• Zadanie: Podaj, kto według tekstu o powieści „Jul” Pawła Goźlińskiego inwigilował paryską emigrację.

• Strona:

0000398695
close
W walce o demokrację nie robimy sobie przerw! Przekaż 1,5% na Fundację Kultura Liberalna WSPIERAM
close
Kultura Liberalna solidarnie z Ukrainą

PRZEKAŻ
1,5%
PODATKU
close

W walce o demokrację

nie robimy sobie przerw!

Przekaż 1,5% na Fundację
Kultura Liberalna

Przekaż 1,5%
na Fundację Kultura Liberalna
forward
close

KULTURA LIBERALNA > Czytając > SZYMAŃSKI: Bomba dla...

SZYMAŃSKI: Bomba dla Mickiewicza. O „Julu” Pawła Goźlińskiego

Sebastian Szymański

Bomba dla Mickiewicza


Co jeszcze może wydarzyć się w powieści, w której pierwszej scenie po paryskiej ulicy biegnie nad ranem człowiek-pochodnia z obciętymi dłońmi? Paweł Goźliński udowadnia, że całkiem sporo.

Na kolejnych stronach czytelnik będzie miał do czynienia m.in. z bombami wyposażonymi w zapalnik reagujący na uderzenie pioruna, czy pochowanymi żywcem i patroszonymi prostytutkami. Będzie śledził kolejne, coraz bardziej wymyślne zabójstwa, będące elementami zawiłej łamigłówki, której rozwiązaniem (czy aby na pewno?) będzie zamach na Mickiewicza. Kto jest jednak autorem tej diabolicznej układanki: Towiański? Carski wywiad? Francuska służba bezpieczeństwa? Zmartwychwstańcy? Słowacki?

Goźliński znakomicie wykorzystuje swoją dogłębną znajomość paryskiej emigracji, inwigilowanej przez francuską Sûreté, rosyjską Ochranę i zakonników w gruncie rzeczy pracujących jako agenci Watykanu. Pod konwencją powieści kryminalnej kryje się historia pogrążonych w beznadziei popowstaniowych emigrantów, topiących desperację w alkoholu i nałogowej grze w „faraona”. A także: wyrzutków politycznych, pogrążonych w żałosnych konfliktach wewnętrznych, skorumpowanych i chodzących na pasku tajnych służb; próbujących rozpaczliwie rozgrywać te uwikłania w imię pustych haseł i ideałów.

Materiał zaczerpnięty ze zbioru
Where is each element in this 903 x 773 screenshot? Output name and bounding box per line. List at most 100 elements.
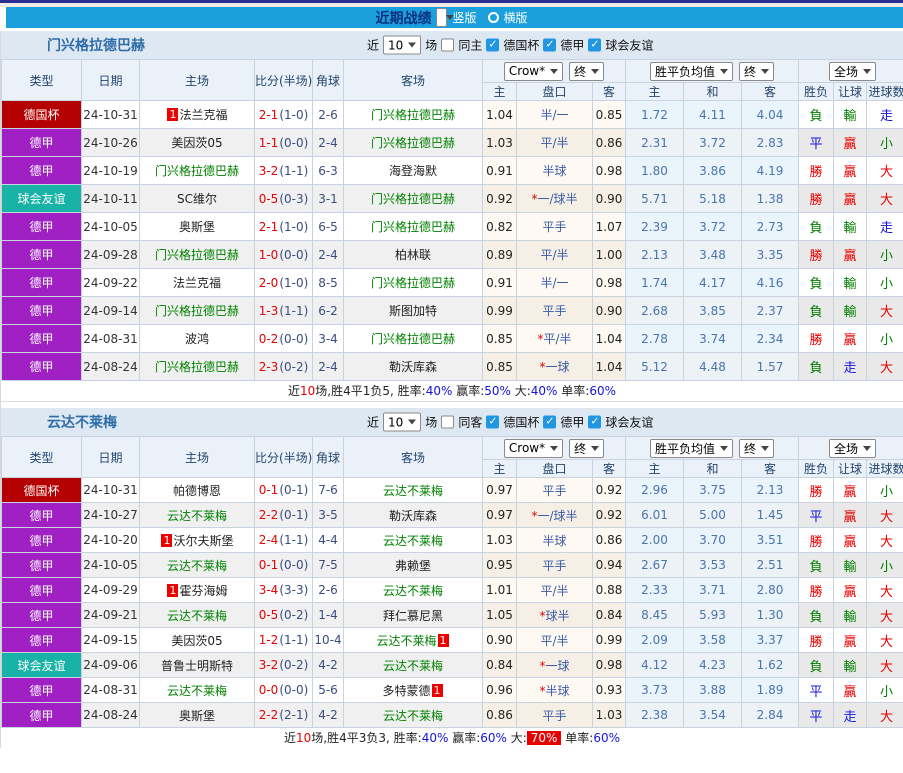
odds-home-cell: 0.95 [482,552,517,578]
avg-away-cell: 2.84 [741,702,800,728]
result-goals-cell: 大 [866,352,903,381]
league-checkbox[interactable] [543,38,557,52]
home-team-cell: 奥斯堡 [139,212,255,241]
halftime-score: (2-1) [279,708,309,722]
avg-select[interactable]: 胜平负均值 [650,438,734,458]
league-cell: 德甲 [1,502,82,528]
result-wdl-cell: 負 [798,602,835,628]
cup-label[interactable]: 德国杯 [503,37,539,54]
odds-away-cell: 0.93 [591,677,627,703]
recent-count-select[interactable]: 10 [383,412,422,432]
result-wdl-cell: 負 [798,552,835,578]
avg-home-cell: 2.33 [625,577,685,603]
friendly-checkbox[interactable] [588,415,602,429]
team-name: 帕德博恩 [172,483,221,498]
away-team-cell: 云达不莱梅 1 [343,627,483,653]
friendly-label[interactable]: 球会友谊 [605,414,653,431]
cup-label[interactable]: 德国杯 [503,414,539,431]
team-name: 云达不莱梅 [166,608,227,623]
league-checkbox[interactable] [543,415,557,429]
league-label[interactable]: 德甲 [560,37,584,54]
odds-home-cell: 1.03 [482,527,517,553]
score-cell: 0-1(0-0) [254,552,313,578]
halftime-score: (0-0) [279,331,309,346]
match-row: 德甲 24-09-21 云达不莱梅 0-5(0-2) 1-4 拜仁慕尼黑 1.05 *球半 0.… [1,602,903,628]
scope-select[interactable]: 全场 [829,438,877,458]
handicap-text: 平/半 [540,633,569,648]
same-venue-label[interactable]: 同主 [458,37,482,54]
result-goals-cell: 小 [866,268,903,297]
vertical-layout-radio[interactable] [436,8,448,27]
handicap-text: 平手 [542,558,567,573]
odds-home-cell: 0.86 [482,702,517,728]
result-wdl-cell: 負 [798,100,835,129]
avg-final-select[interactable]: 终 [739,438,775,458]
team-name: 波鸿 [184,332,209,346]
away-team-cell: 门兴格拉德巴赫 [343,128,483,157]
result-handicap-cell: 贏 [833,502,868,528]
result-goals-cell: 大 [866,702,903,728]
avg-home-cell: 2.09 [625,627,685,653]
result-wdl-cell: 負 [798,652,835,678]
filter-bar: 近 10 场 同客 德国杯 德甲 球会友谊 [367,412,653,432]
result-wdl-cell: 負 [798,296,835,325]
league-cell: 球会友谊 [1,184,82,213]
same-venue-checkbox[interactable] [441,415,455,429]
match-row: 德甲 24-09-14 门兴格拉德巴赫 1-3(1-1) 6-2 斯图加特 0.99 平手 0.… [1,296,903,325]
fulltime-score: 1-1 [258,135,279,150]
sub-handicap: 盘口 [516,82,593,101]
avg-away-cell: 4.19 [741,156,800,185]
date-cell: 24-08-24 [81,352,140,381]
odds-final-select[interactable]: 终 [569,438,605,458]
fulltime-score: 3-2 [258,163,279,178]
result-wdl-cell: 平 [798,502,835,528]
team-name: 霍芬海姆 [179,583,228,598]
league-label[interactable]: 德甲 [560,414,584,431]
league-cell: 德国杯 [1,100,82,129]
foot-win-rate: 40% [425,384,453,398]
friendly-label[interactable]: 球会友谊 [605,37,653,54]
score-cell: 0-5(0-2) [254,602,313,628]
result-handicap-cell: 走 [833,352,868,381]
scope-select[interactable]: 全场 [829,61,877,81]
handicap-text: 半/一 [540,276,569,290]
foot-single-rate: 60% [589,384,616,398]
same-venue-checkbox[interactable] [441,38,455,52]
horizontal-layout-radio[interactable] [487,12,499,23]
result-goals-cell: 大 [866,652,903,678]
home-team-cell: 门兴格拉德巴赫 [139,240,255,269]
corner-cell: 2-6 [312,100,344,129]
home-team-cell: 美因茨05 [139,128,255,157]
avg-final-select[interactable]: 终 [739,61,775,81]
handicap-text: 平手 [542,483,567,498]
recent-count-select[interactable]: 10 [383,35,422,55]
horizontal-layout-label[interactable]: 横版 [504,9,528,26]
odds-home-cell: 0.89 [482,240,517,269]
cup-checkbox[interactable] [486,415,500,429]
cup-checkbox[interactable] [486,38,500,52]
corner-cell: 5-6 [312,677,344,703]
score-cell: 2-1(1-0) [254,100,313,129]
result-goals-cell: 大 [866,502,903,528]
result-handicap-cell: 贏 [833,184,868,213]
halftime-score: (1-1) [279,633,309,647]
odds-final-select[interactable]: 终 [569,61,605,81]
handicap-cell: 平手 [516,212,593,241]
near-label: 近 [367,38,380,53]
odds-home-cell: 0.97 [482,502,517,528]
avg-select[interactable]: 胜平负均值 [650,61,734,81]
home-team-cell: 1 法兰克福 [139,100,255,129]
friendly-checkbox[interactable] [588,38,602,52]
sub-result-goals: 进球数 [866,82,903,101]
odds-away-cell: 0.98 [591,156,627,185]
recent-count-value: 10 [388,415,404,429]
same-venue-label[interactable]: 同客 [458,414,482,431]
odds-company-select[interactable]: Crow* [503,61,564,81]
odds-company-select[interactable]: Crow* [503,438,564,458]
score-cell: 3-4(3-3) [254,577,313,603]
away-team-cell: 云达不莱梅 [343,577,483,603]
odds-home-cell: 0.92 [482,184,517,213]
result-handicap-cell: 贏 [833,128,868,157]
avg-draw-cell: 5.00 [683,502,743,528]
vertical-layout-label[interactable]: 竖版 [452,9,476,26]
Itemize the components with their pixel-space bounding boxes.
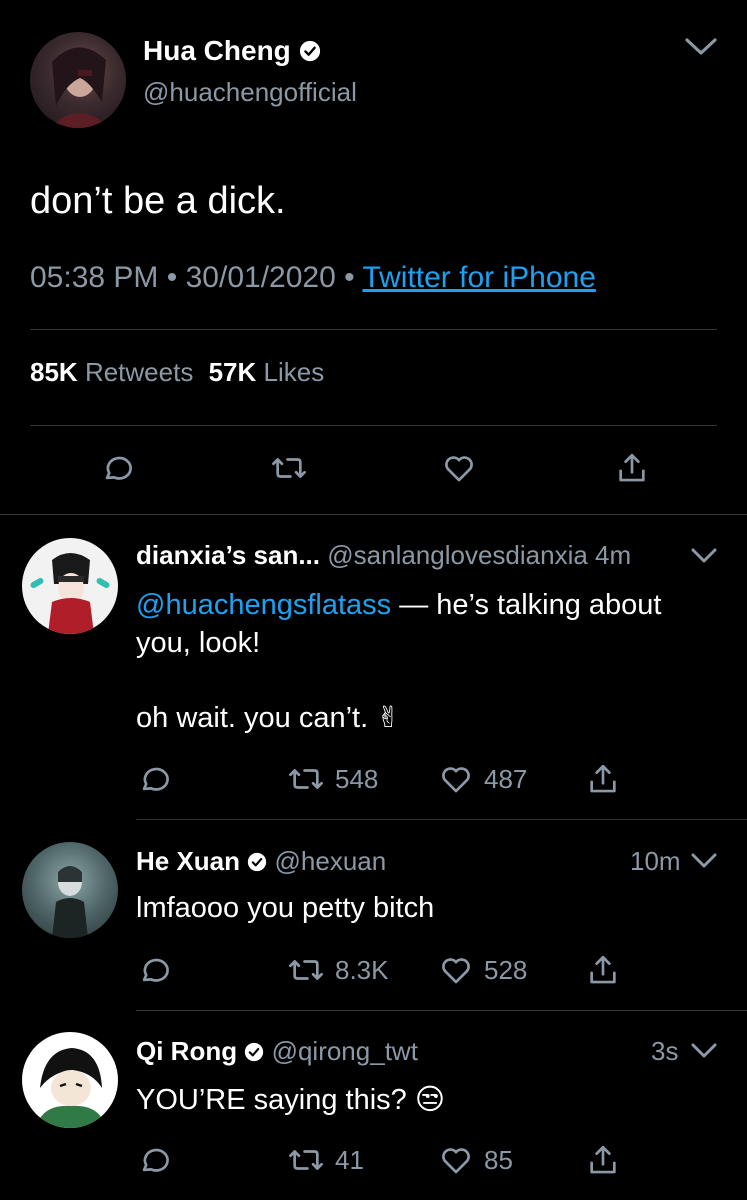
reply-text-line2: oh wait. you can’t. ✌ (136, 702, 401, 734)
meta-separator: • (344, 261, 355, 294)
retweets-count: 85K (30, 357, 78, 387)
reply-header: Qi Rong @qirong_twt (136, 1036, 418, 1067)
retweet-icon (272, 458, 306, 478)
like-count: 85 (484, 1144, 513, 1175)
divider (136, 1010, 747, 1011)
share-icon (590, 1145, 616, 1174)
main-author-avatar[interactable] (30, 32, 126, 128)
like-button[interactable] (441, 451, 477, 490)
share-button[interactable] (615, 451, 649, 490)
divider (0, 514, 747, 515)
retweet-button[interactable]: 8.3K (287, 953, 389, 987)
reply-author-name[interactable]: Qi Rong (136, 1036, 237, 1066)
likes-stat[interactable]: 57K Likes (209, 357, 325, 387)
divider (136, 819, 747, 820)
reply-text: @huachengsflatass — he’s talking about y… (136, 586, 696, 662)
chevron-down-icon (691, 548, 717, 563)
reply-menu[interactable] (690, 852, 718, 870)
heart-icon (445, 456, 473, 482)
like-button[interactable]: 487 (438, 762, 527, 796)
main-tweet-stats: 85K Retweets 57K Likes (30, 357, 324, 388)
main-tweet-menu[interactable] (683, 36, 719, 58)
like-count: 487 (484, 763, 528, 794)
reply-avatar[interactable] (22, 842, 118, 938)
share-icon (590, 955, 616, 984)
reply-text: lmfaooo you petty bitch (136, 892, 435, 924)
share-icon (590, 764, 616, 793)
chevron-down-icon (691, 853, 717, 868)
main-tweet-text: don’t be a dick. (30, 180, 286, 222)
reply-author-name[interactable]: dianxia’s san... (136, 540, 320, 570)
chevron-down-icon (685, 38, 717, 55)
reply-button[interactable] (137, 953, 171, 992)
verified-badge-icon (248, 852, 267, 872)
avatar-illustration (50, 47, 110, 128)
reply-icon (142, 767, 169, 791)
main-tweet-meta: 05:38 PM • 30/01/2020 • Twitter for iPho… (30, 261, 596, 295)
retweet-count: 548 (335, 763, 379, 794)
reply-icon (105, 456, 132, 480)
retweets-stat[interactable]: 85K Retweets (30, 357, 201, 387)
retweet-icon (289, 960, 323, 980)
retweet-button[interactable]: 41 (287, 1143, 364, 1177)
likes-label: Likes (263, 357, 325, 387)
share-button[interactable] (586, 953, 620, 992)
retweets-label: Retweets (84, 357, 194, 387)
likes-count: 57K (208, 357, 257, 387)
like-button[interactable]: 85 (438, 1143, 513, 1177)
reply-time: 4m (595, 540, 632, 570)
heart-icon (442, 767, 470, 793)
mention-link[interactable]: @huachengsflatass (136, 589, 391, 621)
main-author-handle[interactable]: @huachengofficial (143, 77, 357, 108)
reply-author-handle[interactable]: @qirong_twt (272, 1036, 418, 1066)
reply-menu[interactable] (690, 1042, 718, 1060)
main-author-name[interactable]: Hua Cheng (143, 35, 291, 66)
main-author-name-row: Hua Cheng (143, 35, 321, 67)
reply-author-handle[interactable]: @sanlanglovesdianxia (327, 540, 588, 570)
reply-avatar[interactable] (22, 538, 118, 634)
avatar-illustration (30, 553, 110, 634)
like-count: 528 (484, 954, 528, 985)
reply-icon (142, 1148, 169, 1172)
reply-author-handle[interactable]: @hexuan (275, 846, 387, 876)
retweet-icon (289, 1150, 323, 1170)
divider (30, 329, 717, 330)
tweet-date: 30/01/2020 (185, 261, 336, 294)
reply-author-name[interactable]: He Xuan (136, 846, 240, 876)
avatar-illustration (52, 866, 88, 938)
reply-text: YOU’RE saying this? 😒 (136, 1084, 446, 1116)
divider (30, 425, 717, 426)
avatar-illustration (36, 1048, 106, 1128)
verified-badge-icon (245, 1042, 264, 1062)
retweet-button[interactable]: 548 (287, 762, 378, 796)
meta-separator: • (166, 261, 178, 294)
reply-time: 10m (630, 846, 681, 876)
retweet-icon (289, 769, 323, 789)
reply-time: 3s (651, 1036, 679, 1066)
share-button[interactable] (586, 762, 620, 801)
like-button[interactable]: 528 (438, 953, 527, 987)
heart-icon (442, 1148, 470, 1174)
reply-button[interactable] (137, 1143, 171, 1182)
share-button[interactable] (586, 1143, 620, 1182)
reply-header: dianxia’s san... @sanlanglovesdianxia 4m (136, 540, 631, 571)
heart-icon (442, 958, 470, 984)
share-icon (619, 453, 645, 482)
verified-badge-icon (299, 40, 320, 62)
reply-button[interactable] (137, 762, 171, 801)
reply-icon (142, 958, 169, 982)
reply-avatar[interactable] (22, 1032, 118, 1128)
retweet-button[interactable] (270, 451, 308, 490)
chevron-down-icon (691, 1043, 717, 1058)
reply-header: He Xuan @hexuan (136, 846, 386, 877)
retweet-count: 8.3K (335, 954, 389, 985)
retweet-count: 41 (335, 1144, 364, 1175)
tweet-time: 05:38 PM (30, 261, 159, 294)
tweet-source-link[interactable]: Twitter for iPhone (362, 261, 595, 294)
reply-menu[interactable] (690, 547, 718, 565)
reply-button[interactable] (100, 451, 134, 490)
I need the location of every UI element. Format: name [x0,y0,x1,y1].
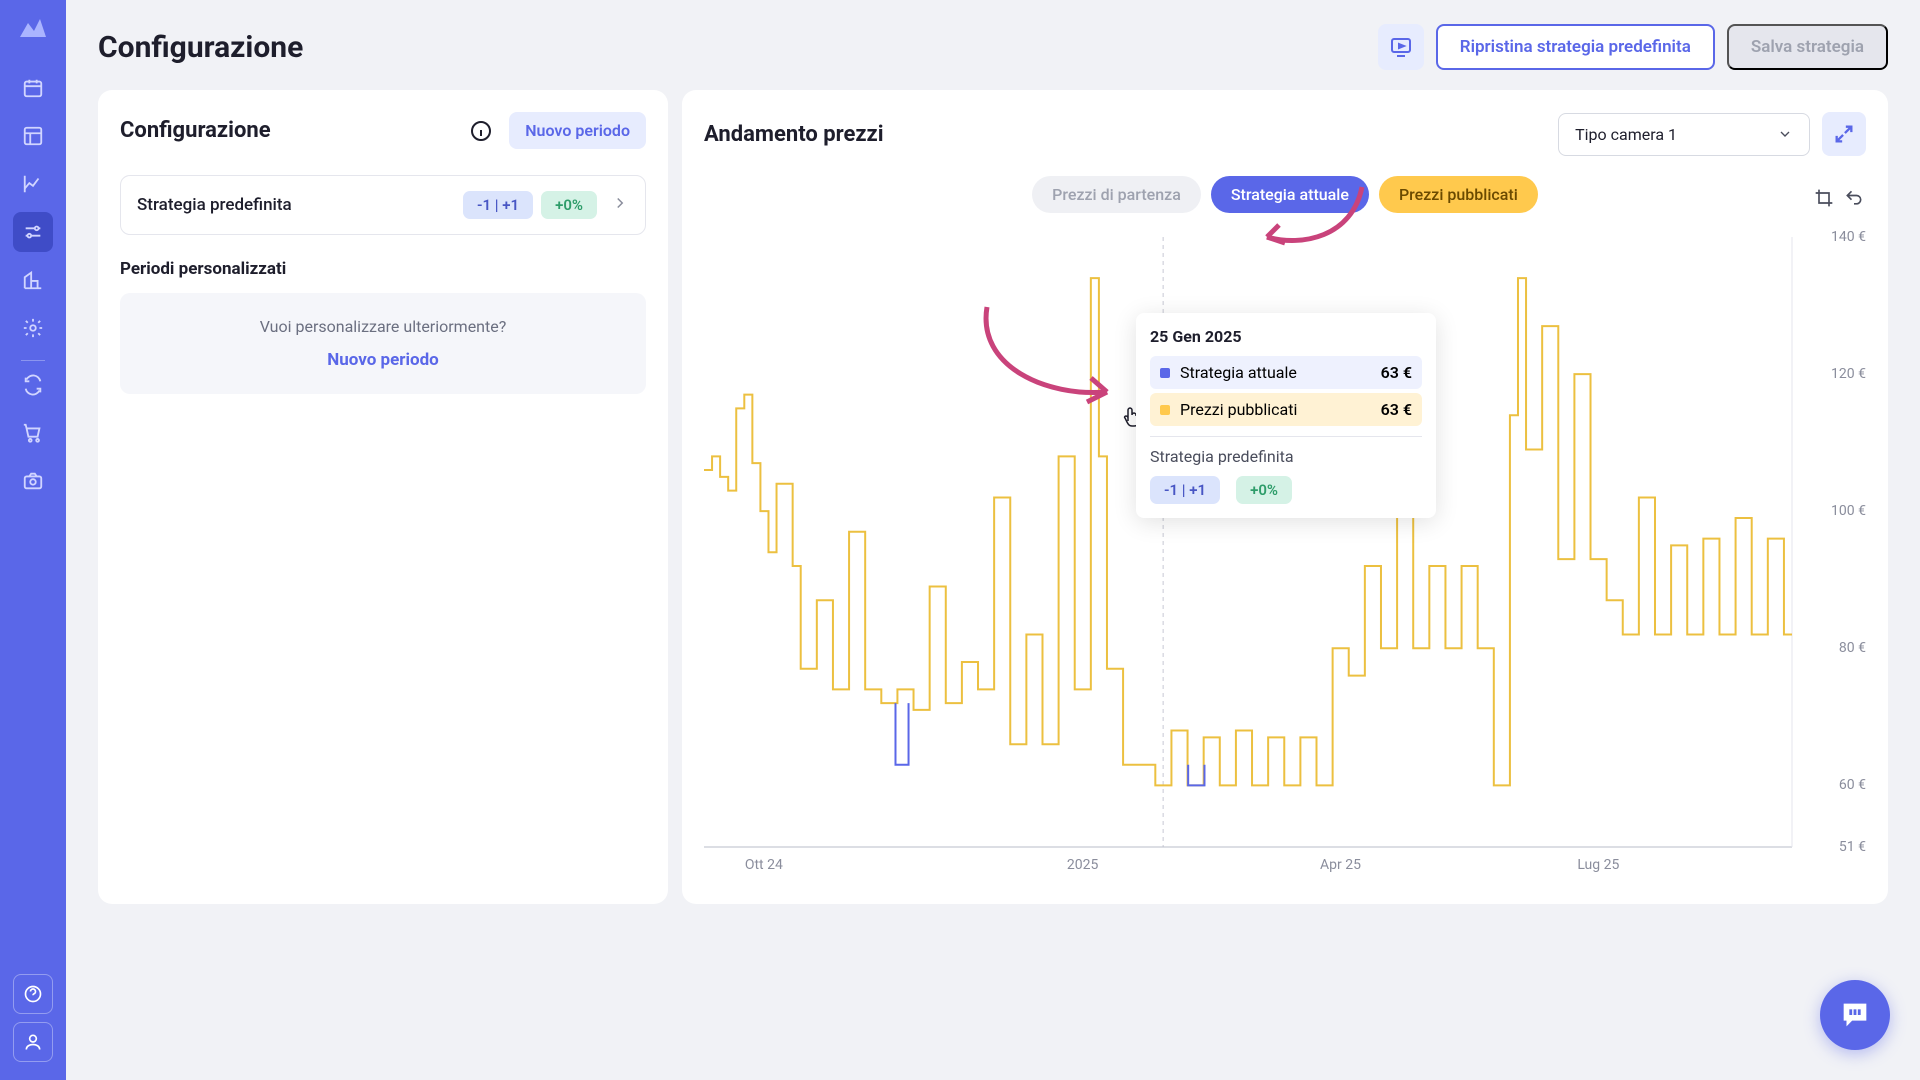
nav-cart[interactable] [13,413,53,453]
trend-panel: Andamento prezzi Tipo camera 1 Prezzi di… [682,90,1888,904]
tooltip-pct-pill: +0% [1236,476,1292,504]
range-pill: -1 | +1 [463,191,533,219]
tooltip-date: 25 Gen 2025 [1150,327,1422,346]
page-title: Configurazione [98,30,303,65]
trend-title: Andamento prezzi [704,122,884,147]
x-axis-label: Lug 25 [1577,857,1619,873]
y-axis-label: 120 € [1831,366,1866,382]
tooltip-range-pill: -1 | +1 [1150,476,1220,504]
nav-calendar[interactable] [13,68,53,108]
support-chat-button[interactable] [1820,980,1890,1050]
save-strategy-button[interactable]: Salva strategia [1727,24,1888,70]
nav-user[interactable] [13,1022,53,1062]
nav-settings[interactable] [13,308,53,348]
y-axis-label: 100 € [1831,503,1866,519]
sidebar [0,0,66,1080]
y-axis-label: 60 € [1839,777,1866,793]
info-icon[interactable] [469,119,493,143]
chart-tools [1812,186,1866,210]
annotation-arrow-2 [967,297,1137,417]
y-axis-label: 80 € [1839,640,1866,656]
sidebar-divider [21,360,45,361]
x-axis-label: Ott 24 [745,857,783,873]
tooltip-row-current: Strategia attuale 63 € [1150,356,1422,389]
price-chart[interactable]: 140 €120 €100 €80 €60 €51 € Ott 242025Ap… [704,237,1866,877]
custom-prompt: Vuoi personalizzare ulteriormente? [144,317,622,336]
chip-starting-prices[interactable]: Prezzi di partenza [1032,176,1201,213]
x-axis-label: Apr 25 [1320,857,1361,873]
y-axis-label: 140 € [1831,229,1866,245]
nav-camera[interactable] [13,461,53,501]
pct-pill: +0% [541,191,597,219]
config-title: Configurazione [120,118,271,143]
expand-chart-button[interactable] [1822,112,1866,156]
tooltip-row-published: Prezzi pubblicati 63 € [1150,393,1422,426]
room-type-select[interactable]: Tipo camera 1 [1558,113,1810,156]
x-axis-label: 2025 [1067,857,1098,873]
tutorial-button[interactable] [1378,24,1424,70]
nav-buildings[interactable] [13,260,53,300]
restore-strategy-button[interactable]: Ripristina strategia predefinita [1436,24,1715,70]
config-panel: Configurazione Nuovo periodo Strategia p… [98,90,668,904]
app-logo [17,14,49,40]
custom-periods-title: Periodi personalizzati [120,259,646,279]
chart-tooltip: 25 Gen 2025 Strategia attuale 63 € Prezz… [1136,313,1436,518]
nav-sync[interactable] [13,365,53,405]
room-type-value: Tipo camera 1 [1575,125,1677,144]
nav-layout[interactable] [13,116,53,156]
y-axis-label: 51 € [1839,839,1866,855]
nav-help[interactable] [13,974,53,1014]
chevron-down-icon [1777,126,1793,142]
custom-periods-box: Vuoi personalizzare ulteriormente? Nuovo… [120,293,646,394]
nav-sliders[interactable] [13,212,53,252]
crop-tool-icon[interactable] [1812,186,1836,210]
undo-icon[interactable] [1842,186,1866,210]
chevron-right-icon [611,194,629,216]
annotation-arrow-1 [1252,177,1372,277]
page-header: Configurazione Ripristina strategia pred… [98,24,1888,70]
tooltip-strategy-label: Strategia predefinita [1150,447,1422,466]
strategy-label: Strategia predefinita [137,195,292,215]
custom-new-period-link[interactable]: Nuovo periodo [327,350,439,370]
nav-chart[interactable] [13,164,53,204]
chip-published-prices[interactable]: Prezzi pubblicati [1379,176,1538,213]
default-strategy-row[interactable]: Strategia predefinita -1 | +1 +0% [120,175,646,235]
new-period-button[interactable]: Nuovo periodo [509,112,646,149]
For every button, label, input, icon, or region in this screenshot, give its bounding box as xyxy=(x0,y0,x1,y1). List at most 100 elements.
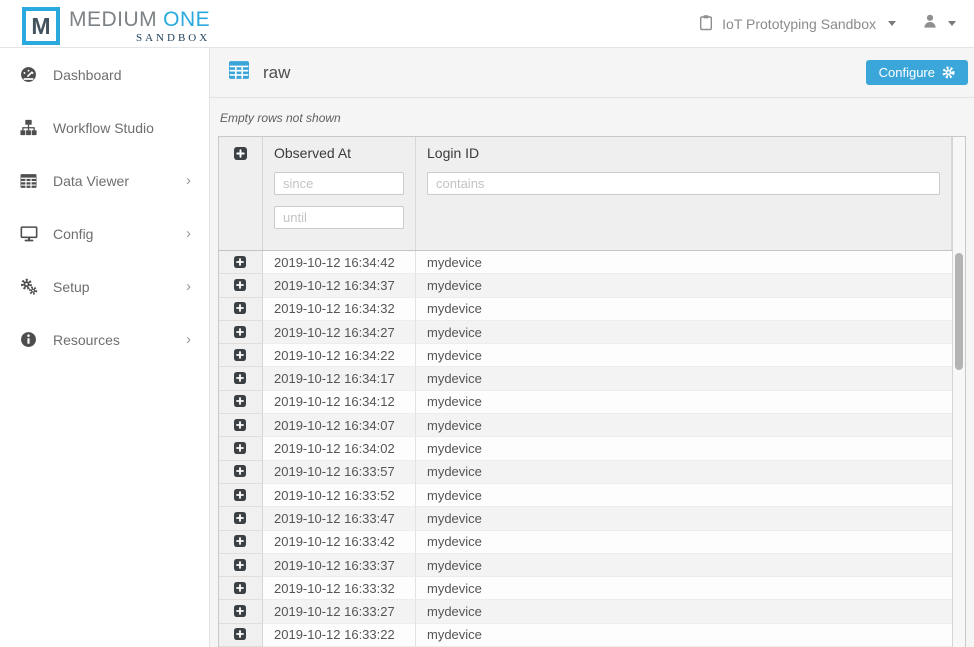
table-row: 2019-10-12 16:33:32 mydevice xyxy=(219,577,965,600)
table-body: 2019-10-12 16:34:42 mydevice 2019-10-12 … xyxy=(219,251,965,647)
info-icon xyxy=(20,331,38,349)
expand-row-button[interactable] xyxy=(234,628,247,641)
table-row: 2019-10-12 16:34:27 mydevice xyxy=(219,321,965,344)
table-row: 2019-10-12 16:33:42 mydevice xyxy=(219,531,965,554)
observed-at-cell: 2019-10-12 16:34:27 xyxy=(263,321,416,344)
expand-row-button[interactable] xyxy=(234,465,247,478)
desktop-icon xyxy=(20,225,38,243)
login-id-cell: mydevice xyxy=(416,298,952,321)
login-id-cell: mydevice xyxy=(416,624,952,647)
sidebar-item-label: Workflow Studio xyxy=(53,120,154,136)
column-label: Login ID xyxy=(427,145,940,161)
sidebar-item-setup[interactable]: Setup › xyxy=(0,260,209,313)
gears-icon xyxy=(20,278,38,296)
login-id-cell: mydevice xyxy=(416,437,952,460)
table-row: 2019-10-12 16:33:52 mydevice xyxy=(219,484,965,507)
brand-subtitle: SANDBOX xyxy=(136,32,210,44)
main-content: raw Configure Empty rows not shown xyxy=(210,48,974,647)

• Odpowiedź: Francuska Sûreté, rosyjska Ochrana oraz zakonnicy pracujący w gruncie rzeczy jako agenci Watykanu.